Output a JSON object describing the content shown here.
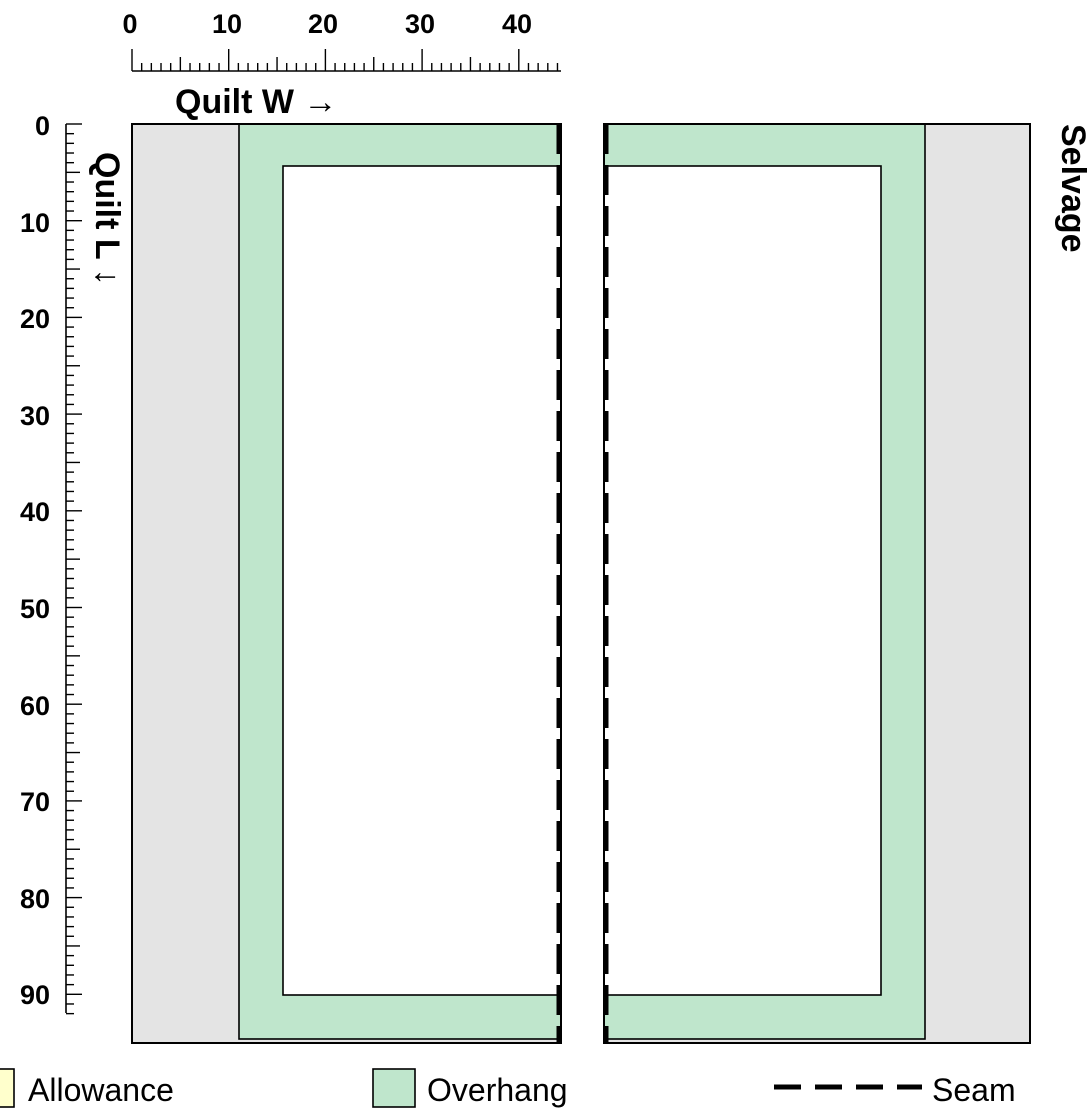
{
  "axes": {
    "x_title": "Quilt W →",
    "y_title": "Quilt L ↓",
    "x_ticks": [
      "0",
      "10",
      "20",
      "30",
      "40"
    ],
    "y_ticks": [
      "0",
      "10",
      "20",
      "30",
      "40",
      "50",
      "60",
      "70",
      "80",
      "90"
    ]
  },
  "side_label": "Selvage",
  "legend": {
    "allowance": "Allowance",
    "overhang": "Overhang",
    "seam": "Seam"
  },
  "colors": {
    "selvage": "#e4e4e4",
    "overhang": "#bfe6cc",
    "allowance": "#ffffcc",
    "outline": "#000000"
  }
}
★ ★ ★ ★ ★ ★ ★
__Short problem__
Which lines in the listing above hold the word "overhang"? Show each of them.

__Exercise output__
    "overhang": "Overhang",
    "overhang": "#bfe6cc",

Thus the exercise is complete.